*EXTRACTED DATA*
[start]
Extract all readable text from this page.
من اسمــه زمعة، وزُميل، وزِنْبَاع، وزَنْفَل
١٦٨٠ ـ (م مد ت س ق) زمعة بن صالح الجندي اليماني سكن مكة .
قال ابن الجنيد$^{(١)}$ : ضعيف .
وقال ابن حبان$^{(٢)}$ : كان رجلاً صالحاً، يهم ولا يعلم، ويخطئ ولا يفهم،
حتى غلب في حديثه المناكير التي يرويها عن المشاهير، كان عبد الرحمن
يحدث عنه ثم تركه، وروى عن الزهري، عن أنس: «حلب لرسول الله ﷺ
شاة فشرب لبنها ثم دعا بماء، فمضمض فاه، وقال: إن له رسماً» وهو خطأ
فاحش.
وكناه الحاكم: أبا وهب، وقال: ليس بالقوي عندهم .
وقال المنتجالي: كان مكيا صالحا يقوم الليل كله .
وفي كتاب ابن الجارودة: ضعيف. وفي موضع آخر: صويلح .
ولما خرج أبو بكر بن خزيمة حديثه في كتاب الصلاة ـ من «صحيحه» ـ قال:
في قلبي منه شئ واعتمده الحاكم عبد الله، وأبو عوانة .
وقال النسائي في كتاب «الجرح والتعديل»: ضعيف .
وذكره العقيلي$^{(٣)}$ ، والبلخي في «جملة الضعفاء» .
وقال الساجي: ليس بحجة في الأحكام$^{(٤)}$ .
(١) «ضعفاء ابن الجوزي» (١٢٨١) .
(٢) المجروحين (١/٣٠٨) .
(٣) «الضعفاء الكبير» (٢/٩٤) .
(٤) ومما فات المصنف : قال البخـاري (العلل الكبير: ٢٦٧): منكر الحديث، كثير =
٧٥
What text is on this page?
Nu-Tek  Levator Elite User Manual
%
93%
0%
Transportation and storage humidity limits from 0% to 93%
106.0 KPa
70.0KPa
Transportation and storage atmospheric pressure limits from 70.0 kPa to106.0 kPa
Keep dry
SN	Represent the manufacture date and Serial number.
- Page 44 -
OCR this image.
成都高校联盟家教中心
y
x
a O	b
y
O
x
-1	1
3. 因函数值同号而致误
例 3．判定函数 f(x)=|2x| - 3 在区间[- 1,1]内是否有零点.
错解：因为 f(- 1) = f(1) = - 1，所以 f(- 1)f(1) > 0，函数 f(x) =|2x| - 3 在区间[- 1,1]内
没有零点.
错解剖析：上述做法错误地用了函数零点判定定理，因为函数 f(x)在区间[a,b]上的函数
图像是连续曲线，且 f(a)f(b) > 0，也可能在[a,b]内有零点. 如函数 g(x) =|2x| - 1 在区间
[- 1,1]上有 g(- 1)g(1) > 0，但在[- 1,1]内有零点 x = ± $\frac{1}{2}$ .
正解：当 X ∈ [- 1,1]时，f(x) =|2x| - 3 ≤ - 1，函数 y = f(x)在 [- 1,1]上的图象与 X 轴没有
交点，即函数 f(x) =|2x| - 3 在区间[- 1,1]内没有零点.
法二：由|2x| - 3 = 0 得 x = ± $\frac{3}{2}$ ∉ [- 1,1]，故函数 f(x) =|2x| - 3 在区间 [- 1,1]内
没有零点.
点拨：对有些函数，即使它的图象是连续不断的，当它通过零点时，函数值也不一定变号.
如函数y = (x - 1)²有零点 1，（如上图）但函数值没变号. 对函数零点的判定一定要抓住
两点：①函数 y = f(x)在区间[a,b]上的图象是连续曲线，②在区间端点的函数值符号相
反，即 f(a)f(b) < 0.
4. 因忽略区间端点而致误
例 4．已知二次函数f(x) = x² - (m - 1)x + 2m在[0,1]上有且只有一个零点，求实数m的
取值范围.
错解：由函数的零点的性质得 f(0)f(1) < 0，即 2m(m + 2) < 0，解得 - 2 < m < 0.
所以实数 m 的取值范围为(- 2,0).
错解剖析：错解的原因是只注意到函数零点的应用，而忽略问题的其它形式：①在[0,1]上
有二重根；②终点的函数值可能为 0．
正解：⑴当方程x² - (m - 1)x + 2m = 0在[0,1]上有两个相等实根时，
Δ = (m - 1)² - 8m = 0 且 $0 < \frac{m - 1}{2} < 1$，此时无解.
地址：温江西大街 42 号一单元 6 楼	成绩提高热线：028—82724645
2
[end]
*REQUIRED TASK*
Which lines include "this"? Copy each of them out.

*RESULT*
Extract all readable text from this page.
What text is on this page?
OCR this image.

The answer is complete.